● Directions for this task
Report how many lines contain "name"; state the number and nothing else.

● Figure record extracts
# # #
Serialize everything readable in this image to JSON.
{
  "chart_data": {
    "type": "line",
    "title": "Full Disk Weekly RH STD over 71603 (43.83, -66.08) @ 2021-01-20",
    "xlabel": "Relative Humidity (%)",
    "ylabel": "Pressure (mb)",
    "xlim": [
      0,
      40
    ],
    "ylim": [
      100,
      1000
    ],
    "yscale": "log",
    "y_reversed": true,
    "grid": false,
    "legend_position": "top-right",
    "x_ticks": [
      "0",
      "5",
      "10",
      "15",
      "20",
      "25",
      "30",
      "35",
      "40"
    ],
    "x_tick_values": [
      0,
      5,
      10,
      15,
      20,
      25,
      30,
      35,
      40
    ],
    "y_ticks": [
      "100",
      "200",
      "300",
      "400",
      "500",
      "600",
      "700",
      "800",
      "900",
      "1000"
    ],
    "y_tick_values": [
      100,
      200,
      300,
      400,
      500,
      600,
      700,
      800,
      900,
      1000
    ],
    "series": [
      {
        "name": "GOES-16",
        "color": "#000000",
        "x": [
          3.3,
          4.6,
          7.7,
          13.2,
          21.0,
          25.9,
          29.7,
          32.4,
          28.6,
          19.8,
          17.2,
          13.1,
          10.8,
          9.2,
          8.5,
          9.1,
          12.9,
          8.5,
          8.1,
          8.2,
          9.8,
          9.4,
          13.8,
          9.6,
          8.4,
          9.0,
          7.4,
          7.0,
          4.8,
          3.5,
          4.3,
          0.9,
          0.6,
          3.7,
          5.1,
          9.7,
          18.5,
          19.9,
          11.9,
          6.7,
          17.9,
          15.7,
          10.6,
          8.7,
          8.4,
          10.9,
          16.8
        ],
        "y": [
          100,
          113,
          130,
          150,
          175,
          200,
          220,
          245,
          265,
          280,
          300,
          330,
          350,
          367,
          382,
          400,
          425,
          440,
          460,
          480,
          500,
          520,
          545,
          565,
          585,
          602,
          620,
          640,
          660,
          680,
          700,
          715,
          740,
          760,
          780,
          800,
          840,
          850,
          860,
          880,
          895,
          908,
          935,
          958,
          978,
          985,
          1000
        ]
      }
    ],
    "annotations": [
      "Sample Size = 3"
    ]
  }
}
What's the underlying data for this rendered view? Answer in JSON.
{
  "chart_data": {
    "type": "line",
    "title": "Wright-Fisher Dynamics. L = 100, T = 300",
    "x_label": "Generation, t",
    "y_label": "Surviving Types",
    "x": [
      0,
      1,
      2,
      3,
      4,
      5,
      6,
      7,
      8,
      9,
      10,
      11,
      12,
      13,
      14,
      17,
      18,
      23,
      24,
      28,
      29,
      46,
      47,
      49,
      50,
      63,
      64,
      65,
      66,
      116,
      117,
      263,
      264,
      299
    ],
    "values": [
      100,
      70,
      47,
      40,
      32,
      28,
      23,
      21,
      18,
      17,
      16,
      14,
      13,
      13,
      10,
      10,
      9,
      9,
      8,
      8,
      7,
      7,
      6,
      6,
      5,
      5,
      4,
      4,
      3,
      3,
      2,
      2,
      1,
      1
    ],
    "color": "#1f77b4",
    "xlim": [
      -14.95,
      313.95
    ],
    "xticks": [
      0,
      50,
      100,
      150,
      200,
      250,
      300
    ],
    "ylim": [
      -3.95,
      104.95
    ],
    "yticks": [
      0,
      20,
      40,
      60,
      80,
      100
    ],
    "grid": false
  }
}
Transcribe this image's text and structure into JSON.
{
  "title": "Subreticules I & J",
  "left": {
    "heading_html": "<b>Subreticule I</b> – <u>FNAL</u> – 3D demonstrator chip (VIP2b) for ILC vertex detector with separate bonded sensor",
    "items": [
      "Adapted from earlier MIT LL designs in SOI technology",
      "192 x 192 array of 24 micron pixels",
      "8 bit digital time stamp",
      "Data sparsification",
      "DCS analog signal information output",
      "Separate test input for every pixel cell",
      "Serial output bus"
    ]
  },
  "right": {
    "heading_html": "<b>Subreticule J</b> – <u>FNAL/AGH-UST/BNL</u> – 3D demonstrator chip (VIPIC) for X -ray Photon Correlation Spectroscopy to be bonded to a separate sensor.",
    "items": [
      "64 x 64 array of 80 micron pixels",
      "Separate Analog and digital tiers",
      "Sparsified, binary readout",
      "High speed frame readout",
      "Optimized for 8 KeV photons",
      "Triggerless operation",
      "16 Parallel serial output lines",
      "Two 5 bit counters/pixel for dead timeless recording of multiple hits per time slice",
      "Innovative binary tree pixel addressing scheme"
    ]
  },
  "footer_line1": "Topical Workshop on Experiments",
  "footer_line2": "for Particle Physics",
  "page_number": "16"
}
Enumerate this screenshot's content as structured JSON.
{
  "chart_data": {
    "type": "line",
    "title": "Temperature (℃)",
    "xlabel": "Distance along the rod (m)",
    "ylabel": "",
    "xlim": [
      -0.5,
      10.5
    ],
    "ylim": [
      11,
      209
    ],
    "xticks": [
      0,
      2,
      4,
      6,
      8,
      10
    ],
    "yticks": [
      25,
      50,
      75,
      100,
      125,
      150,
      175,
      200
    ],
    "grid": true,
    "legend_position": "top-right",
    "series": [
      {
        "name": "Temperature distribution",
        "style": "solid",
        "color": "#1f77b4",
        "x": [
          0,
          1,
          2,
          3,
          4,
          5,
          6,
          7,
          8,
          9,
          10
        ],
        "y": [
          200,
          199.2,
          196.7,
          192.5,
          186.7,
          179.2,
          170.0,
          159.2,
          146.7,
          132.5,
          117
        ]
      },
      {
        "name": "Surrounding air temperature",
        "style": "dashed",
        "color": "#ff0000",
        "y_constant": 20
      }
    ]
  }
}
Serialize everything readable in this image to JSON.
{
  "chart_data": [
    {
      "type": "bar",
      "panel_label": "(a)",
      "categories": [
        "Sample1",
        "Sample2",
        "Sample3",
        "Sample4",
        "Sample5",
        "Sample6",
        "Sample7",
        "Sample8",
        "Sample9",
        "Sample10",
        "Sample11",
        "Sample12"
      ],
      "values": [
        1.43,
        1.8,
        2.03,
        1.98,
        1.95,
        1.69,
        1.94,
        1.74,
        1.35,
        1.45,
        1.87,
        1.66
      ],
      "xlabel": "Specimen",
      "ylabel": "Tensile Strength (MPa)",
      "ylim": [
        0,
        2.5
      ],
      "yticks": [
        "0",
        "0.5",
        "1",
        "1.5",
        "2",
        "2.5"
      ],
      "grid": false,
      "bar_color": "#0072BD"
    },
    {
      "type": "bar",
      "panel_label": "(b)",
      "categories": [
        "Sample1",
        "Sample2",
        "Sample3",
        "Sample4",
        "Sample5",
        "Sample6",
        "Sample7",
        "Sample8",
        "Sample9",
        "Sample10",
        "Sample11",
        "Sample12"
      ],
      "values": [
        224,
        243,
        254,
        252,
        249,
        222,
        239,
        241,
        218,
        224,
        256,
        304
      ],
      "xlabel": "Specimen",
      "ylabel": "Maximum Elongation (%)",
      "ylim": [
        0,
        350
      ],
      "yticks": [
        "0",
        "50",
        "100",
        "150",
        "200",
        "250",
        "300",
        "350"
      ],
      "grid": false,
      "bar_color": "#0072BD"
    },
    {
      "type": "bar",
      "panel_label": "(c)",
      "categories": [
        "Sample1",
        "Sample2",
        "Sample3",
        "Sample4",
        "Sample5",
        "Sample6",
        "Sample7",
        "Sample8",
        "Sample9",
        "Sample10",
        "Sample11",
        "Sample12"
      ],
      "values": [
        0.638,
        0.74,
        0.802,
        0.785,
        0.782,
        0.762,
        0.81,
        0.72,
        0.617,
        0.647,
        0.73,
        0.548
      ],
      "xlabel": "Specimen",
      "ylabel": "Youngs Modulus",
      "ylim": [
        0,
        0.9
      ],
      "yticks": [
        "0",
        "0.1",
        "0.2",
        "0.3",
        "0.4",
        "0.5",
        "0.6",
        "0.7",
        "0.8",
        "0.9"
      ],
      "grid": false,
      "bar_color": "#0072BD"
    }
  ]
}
# # #
● Task response
3